** start Provided data **

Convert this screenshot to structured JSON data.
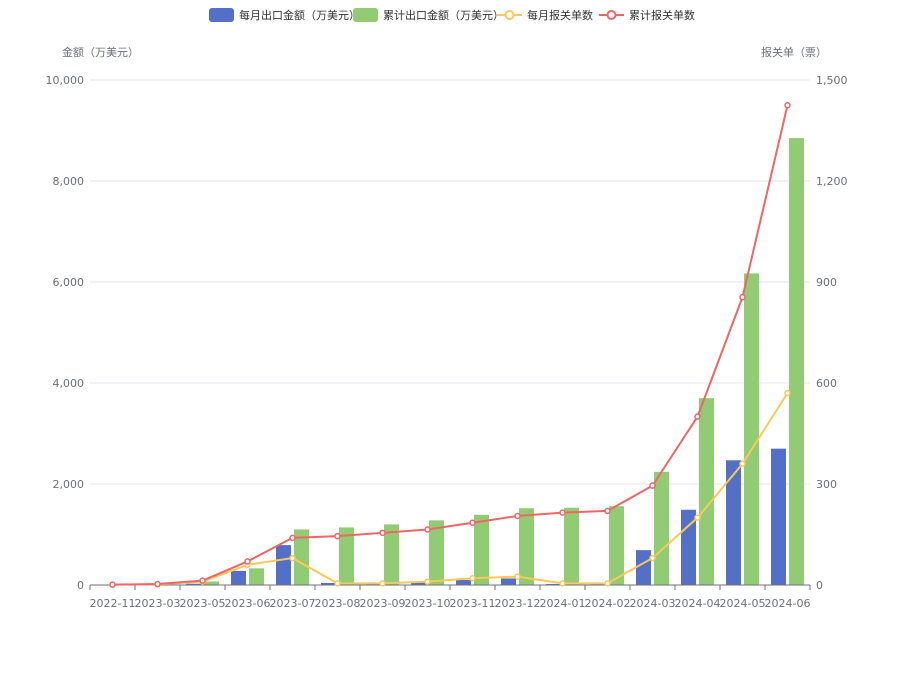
{
  "chart_data": {
    "type": "bar",
    "legend_position": "top-center",
    "grid": true,
    "categories": [
      "2022-11",
      "2023-03",
      "2023-05",
      "2023-06",
      "2023-07",
      "2023-08",
      "2023-09",
      "2023-10",
      "2023-11",
      "2023-12",
      "2024-01",
      "2024-02",
      "2024-03",
      "2024-04",
      "2024-05",
      "2024-06"
    ],
    "y_left": {
      "label": "金额（万美元）",
      "ylim": [
        0,
        10000
      ],
      "ticks": [
        0,
        2000,
        4000,
        6000,
        8000,
        10000
      ],
      "tick_labels": [
        "0",
        "2,000",
        "4,000",
        "6,000",
        "8,000",
        "10,000"
      ]
    },
    "y_right": {
      "label": "报关单（票）",
      "ylim": [
        0,
        1500
      ],
      "ticks": [
        0,
        300,
        600,
        900,
        1200,
        1500
      ],
      "tick_labels": [
        "0",
        "300",
        "600",
        "900",
        "1,200",
        "1,500"
      ]
    },
    "series": [
      {
        "name": "每月出口金额（万美元）",
        "kind": "bar",
        "axis": "left",
        "color": "#5470c6",
        "values": [
          2,
          10,
          25,
          280,
          790,
          40,
          50,
          60,
          100,
          130,
          20,
          20,
          690,
          1490,
          2470,
          2700
        ]
      },
      {
        "name": "累计出口金额（万美元）",
        "kind": "bar",
        "axis": "left",
        "color": "#91cc75",
        "values": [
          2,
          12,
          70,
          330,
          1100,
          1140,
          1200,
          1280,
          1390,
          1520,
          1530,
          1560,
          2240,
          3700,
          6170,
          8850
        ]
      },
      {
        "name": "每月报关单数",
        "kind": "line",
        "axis": "right",
        "color": "#fac858",
        "values": [
          1,
          2,
          10,
          60,
          80,
          5,
          5,
          10,
          20,
          25,
          5,
          5,
          80,
          200,
          360,
          570
        ]
      },
      {
        "name": "累计报关单数",
        "kind": "line",
        "axis": "right",
        "color": "#ee6666",
        "values": [
          1,
          3,
          13,
          70,
          140,
          145,
          155,
          165,
          185,
          205,
          215,
          220,
          295,
          500,
          855,
          1425
        ]
      }
    ]
  }
}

** end Provided data **

Task brief => Show every line of the records above that contains the word "color".

Full output =>
        "color": "#5470c6",
        "color": "#91cc75",
        "color": "#fac858",
        "color": "#ee6666",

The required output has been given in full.